▸ **Exercise aim**
Send back all the data below, exactly as given.

▸ **Data lines**

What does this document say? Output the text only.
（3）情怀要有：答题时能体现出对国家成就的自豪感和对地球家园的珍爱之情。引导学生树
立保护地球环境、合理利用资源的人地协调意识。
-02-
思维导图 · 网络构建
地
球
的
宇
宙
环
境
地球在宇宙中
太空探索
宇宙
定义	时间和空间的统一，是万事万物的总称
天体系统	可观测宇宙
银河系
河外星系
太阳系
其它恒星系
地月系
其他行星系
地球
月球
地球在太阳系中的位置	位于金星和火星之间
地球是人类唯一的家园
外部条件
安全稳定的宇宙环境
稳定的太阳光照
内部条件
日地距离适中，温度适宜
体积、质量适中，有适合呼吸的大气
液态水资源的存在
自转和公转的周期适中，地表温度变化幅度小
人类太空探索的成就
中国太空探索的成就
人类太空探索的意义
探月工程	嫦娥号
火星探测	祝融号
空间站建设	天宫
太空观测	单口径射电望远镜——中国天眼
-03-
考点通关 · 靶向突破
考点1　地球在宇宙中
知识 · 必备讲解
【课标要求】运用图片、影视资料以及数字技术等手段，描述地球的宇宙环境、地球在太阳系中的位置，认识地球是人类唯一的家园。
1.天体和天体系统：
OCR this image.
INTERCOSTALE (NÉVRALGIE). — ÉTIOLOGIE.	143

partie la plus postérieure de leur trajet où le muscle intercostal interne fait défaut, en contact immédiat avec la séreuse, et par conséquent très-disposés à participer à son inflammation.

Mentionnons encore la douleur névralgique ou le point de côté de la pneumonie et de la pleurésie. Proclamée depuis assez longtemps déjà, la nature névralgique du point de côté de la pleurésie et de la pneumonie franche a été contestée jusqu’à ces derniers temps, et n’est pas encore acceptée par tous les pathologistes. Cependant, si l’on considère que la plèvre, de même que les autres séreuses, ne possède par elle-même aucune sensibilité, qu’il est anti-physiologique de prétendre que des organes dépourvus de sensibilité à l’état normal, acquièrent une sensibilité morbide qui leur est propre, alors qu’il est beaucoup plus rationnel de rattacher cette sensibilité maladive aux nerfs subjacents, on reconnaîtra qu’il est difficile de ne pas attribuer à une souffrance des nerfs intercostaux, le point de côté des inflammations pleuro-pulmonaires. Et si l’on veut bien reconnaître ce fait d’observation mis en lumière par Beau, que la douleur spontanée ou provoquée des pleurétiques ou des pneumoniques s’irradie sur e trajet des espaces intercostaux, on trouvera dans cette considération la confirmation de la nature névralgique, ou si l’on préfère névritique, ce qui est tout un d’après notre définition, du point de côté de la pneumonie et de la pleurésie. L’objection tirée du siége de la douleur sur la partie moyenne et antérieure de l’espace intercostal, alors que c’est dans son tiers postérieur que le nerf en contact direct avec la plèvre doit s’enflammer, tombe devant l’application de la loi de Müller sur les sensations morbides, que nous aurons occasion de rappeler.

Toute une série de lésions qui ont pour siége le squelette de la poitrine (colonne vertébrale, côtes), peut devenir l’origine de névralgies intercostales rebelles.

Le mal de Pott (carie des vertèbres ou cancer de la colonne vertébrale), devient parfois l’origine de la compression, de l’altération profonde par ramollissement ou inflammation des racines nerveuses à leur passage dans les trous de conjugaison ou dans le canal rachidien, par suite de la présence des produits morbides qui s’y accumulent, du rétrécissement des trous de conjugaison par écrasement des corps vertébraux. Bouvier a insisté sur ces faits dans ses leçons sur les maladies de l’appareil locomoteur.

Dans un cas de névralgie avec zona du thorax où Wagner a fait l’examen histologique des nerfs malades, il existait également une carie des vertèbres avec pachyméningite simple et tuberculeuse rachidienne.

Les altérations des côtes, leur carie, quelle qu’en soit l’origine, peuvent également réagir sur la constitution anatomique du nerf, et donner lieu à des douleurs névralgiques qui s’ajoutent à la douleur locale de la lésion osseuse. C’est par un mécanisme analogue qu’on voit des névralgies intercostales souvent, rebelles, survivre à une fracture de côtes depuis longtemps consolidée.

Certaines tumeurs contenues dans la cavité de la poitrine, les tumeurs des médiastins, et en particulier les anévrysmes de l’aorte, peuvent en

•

▸ **Written answer**
What does this document say? Output the text only.
（3）情怀要有：答题时能体现出对国家成就的自豪感和对地球家园的珍爱之情。引导学生树
立保护地球环境、合理利用资源的人地协调意识。
-02-
思维导图 · 网络构建
地
球
的
宇
宙
环
境
地球在宇宙中
太空探索
宇宙
定义	时间和空间的统一，是万事万物的总称
天体系统	可观测宇宙
银河系
河外星系
太阳系
其它恒星系
地月系
其他行星系
地球
月球
地球在太阳系中的位置	位于金星和火星之间
地球是人类唯一的家园
外部条件
安全稳定的宇宙环境
稳定的太阳光照
内部条件
日地距离适中，温度适宜
体积、质量适中，有适合呼吸的大气
液态水资源的存在
自转和公转的周期适中，地表温度变化幅度小
人类太空探索的成就
中国太空探索的成就
人类太空探索的意义
探月工程	嫦娥号
火星探测	祝融号
空间站建设	天宫
太空观测	单口径射电望远镜——中国天眼
-03-
考点通关 · 靶向突破
考点1　地球在宇宙中
知识 · 必备讲解
【课标要求】运用图片、影视资料以及数字技术等手段，描述地球的宇宙环境、地球在太阳系中的位置，认识地球是人类唯一的家园。
1.天体和天体系统：
OCR this image.
INTERCOSTALE (NÉVRALGIE). — ÉTIOLOGIE.	143

partie la plus postérieure de leur trajet où le muscle intercostal interne fait défaut, en contact immédiat avec la séreuse, et par conséquent très-disposés à participer à son inflammation.

Mentionnons encore la douleur névralgique ou le point de côté de la pneumonie et de la pleurésie. Proclamée depuis assez longtemps déjà, la nature névralgique du point de côté de la pleurésie et de la pneumonie franche a été contestée jusqu’à ces derniers temps, et n’est pas encore acceptée par tous les pathologistes. Cependant, si l’on considère que la plèvre, de même que les autres séreuses, ne possède par elle-même aucune sensibilité, qu’il est anti-physiologique de prétendre que des organes dépourvus de sensibilité à l’état normal, acquièrent une sensibilité morbide qui leur est propre, alors qu’il est beaucoup plus rationnel de rattacher cette sensibilité maladive aux nerfs subjacents, on reconnaîtra qu’il est difficile de ne pas attribuer à une souffrance des nerfs intercostaux, le point de côté des inflammations pleuro-pulmonaires. Et si l’on veut bien reconnaître ce fait d’observation mis en lumière par Beau, que la douleur spontanée ou provoquée des pleurétiques ou des pneumoniques s’irradie sur e trajet des espaces intercostaux, on trouvera dans cette considération la confirmation de la nature névralgique, ou si l’on préfère névritique, ce qui est tout un d’après notre définition, du point de côté de la pneumonie et de la pleurésie. L’objection tirée du siége de la douleur sur la partie moyenne et antérieure de l’espace intercostal, alors que c’est dans son tiers postérieur que le nerf en contact direct avec la plèvre doit s’enflammer, tombe devant l’application de la loi de Müller sur les sensations morbides, que nous aurons occasion de rappeler.

Toute une série de lésions qui ont pour siége le squelette de la poitrine (colonne vertébrale, côtes), peut devenir l’origine de névralgies intercostales rebelles.

Le mal de Pott (carie des vertèbres ou cancer de la colonne vertébrale), devient parfois l’origine de la compression, de l’altération profonde par ramollissement ou inflammation des racines nerveuses à leur passage dans les trous de conjugaison ou dans le canal rachidien, par suite de la présence des produits morbides qui s’y accumulent, du rétrécissement des trous de conjugaison par écrasement des corps vertébraux. Bouvier a insisté sur ces faits dans ses leçons sur les maladies de l’appareil locomoteur.

Dans un cas de névralgie avec zona du thorax où Wagner a fait l’examen histologique des nerfs malades, il existait également une carie des vertèbres avec pachyméningite simple et tuberculeuse rachidienne.

Les altérations des côtes, leur carie, quelle qu’en soit l’origine, peuvent également réagir sur la constitution anatomique du nerf, et donner lieu à des douleurs névralgiques qui s’ajoutent à la douleur locale de la lésion osseuse. C’est par un mécanisme analogue qu’on voit des névralgies intercostales souvent, rebelles, survivre à une fracture de côtes depuis longtemps consolidée.

Certaines tumeurs contenues dans la cavité de la poitrine, les tumeurs des médiastins, et en particulier les anévrysmes de l’aorte, peuvent en

•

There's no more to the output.